■ **Directions**:
Output all entries verbatim. Skip pictures.

[Source data]

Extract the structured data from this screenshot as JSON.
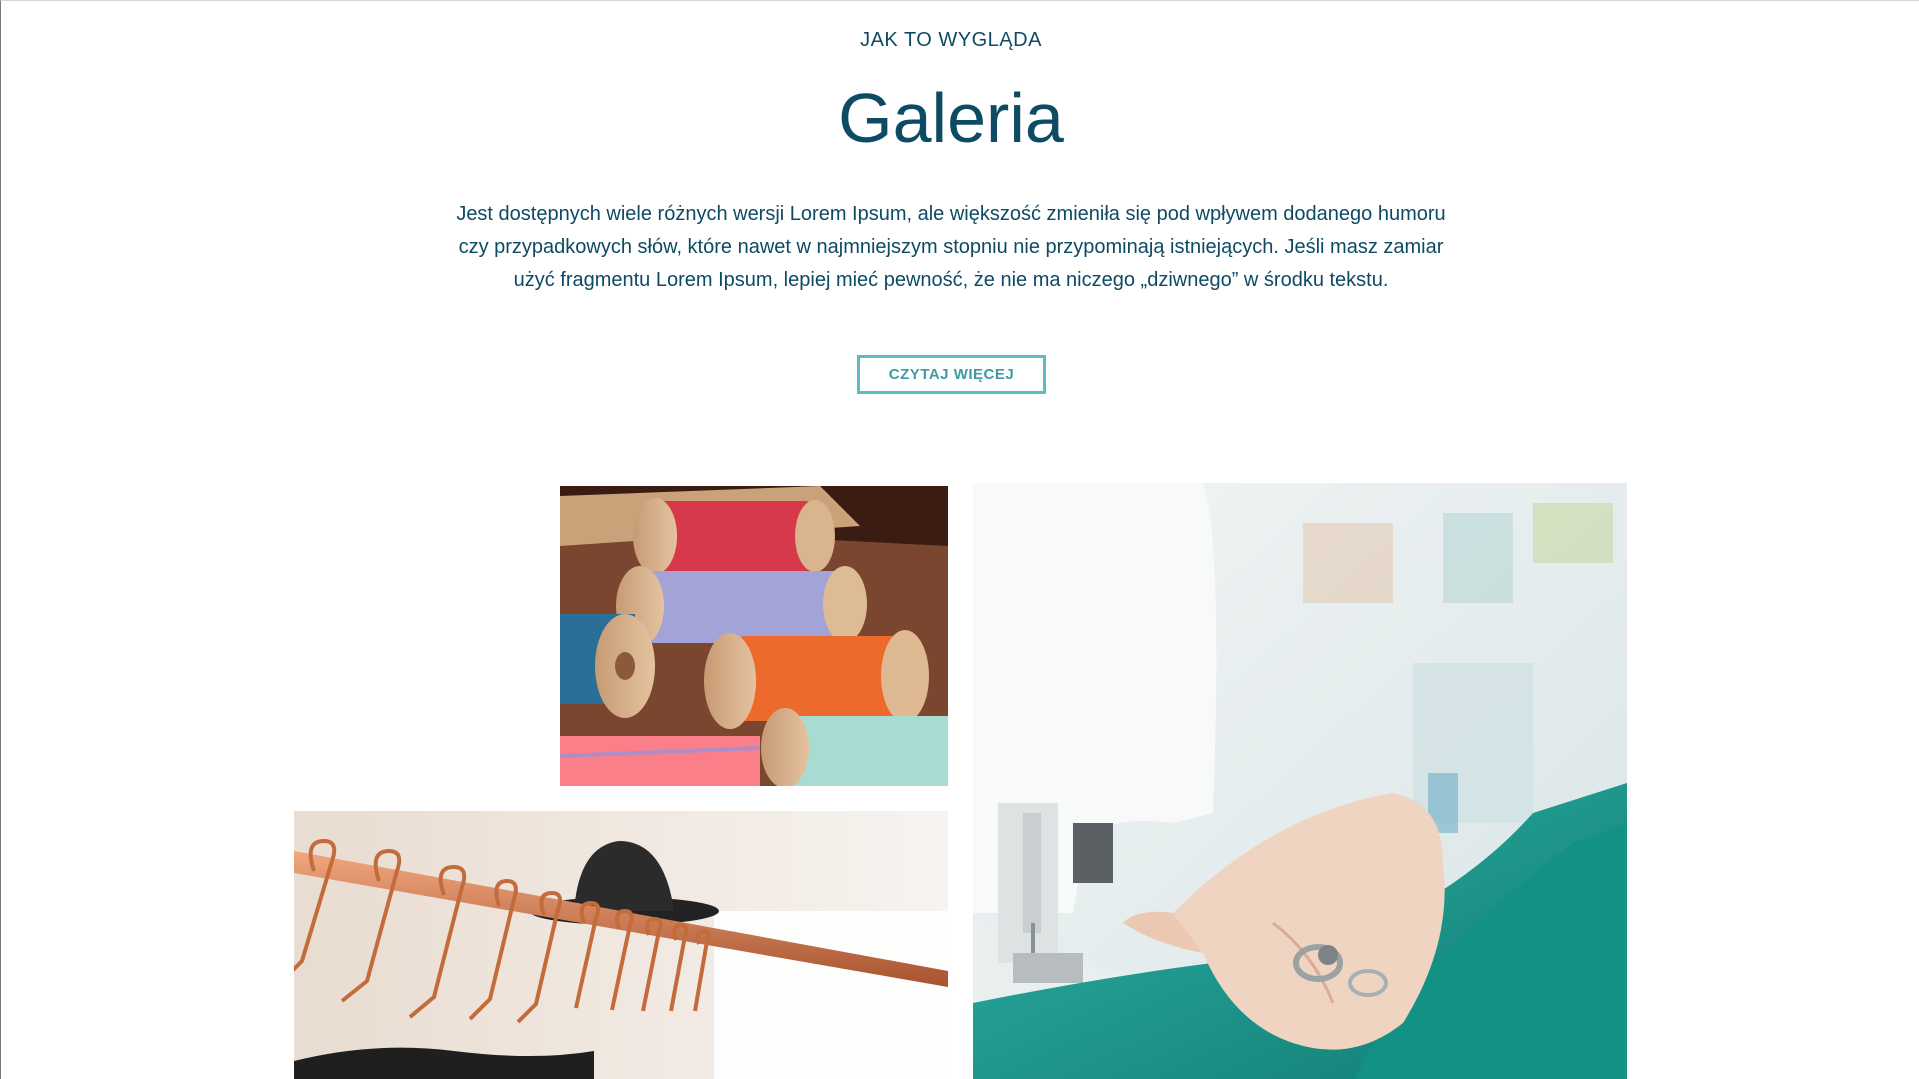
{
  "section": {
    "eyebrow": "JAK TO WYGLĄDA",
    "title": "Galeria",
    "lead": "Jest dostępnych wiele różnych wersji Lorem Ipsum, ale większość zmieniła się pod wpływem dodanego humoru czy przypadkowych słów, które nawet w najmniejszym stopniu nie przypominają istniejących. Jeśli masz zamiar użyć fragmentu Lorem Ipsum, lepiej mieć pewność, że nie ma niczego „dziwnego” w środku tekstu.",
    "button_label": "CZYTAJ WIĘCEJ"
  },
  "gallery": {
    "images": [
      {
        "subject": "thread-spools-photo"
      },
      {
        "subject": "sewing-machine-photo"
      },
      {
        "subject": "copper-hangers-photo"
      }
    ]
  },
  "colors": {
    "heading": "#0d4a63",
    "button_border": "#5bbcc7",
    "button_text": "#3d9aa6"
  }
}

■ **Output**:
Extract the structured data from this screenshot as JSON.
{
  "section": {
    "eyebrow": "JAK TO WYGLĄDA",
    "title": "Galeria",
    "lead": "Jest dostępnych wiele różnych wersji Lorem Ipsum, ale większość zmieniła się pod wpływem dodanego humoru czy przypadkowych słów, które nawet w najmniejszym stopniu nie przypominają istniejących. Jeśli masz zamiar użyć fragmentu Lorem Ipsum, lepiej mieć pewność, że nie ma niczego „dziwnego” w środku tekstu.",
    "button_label": "CZYTAJ WIĘCEJ"
  },
  "gallery": {
    "images": [
      {
        "subject": "thread-spools-photo"
      },
      {
        "subject": "sewing-machine-photo"
      },
      {
        "subject": "copper-hangers-photo"
      }
    ]
  },
  "colors": {
    "heading": "#0d4a63",
    "button_border": "#5bbcc7",
    "button_text": "#3d9aa6"
  }
}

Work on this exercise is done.